## Data shown

■ ■ ■ ■ ■

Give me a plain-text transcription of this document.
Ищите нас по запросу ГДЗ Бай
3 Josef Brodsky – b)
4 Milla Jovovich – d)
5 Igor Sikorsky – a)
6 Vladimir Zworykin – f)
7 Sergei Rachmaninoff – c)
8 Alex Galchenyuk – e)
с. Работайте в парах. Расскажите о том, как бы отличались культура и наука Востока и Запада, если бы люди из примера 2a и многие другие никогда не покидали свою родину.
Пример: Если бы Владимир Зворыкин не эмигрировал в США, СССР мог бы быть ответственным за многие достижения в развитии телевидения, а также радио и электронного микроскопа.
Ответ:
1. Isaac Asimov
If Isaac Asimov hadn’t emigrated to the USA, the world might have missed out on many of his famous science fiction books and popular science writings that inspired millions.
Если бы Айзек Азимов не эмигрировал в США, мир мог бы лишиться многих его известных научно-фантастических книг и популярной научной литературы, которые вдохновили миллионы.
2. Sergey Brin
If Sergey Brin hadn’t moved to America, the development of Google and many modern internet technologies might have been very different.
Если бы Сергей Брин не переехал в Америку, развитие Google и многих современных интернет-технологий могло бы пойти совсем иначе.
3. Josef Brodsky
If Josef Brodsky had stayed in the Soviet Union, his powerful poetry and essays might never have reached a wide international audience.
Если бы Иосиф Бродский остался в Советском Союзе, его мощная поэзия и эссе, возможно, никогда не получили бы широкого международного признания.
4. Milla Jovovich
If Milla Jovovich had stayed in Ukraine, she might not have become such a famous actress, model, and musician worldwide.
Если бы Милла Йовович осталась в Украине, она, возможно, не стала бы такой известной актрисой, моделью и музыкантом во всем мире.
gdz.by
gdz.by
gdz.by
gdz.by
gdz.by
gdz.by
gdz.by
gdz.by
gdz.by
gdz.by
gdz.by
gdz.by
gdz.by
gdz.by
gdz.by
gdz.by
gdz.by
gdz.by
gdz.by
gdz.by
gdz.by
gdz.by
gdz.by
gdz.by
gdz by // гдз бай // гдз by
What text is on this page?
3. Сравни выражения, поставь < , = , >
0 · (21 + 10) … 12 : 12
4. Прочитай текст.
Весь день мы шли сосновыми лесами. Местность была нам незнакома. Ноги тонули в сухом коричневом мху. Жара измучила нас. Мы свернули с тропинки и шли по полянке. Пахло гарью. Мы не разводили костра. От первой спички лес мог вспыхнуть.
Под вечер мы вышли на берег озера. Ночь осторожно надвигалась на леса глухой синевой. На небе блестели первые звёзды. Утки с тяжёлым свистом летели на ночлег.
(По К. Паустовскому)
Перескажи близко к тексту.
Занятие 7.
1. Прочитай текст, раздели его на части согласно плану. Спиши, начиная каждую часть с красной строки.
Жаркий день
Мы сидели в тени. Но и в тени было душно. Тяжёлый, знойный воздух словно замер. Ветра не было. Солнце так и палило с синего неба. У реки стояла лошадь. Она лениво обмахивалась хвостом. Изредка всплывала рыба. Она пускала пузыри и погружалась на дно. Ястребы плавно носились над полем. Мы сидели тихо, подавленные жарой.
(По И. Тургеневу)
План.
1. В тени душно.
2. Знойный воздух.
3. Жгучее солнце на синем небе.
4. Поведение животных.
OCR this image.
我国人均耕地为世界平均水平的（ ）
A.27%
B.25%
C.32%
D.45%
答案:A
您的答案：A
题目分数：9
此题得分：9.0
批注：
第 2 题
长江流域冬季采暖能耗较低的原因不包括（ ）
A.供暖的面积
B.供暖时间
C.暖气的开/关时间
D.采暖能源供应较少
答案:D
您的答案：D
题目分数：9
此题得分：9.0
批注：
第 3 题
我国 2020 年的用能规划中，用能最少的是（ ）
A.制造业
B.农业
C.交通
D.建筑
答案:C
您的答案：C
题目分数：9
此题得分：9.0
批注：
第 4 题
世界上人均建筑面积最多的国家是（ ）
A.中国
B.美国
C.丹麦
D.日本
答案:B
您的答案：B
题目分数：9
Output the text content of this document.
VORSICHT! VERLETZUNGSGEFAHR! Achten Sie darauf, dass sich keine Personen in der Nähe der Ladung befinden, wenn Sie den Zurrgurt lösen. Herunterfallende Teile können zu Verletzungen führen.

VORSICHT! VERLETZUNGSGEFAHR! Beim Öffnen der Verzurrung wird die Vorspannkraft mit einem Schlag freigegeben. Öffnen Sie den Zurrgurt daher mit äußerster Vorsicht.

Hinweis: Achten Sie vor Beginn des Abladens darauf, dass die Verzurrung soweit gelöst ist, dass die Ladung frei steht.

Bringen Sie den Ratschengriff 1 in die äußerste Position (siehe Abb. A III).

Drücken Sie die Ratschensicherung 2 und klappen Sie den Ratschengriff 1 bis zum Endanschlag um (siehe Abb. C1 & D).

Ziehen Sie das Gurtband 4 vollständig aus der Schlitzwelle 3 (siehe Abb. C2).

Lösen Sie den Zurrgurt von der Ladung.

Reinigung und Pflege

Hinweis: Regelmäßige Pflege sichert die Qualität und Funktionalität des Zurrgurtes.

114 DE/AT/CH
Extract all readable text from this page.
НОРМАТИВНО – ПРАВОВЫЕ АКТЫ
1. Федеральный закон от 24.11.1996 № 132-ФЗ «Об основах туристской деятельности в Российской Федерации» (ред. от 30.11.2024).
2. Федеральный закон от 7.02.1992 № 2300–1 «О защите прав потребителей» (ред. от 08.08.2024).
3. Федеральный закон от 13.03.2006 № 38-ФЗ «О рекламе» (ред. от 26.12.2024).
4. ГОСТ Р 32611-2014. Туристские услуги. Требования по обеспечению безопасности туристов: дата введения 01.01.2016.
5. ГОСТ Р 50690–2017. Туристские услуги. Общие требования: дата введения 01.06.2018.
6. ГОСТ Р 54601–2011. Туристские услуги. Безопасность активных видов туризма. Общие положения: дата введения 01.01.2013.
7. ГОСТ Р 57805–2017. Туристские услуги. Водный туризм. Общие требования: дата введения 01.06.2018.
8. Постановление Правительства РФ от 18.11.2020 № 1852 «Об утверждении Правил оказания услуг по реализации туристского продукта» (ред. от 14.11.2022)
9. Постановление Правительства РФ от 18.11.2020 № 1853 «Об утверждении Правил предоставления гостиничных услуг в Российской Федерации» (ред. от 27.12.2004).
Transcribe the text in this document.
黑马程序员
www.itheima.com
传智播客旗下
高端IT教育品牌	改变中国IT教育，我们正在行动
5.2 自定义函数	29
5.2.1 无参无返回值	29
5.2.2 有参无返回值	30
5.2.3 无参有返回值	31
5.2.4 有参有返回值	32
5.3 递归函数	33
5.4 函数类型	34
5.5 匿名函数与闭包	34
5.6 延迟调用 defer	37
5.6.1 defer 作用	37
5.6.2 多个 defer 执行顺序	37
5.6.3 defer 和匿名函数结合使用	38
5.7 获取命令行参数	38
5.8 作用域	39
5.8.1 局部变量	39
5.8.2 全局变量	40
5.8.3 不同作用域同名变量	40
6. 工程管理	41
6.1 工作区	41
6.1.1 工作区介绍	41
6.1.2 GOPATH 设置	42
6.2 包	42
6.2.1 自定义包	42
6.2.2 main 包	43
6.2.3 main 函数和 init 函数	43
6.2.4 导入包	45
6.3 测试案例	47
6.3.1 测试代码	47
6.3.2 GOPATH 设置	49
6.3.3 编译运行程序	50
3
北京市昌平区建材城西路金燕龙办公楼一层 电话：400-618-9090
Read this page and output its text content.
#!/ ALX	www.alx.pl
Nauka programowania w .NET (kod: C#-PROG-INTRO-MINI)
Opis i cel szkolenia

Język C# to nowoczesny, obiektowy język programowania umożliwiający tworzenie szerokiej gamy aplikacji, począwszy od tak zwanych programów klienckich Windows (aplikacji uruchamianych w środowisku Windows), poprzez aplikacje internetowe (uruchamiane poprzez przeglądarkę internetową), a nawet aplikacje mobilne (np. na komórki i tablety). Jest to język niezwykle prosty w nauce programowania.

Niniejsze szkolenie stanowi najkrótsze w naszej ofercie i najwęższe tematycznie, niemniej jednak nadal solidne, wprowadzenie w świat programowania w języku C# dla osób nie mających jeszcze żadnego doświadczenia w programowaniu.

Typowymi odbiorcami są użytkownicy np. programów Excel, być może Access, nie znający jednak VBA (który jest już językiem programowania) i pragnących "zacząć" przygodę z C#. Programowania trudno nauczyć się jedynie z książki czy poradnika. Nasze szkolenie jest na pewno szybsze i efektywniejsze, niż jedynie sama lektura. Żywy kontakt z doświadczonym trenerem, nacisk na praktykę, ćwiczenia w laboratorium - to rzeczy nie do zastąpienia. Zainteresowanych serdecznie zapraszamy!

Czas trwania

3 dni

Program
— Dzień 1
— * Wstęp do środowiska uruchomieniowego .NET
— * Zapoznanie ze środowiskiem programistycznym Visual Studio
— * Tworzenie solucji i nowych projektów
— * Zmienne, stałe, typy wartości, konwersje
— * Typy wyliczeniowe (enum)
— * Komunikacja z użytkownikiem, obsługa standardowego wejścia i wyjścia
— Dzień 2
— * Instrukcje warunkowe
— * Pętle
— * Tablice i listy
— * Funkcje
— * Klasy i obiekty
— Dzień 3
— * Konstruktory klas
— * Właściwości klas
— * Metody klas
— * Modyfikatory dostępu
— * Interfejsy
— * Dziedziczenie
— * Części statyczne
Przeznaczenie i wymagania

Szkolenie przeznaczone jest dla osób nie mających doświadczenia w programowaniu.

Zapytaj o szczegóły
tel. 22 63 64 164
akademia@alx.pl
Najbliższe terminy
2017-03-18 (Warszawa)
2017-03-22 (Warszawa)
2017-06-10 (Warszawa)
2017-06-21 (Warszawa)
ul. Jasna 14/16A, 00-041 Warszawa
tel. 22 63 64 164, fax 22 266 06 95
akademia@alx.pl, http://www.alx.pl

■ ■ ■ ■ ■

## Your goal
Lines that hold "this" are the ones to copy; find all of them.

## Expected answer
Give me a plain-text transcription of this document.
What text is on this page?
OCR this image.
Output the text content of this document.
Extract all readable text from this page.
Transcribe the text in this document.
Read this page and output its text content.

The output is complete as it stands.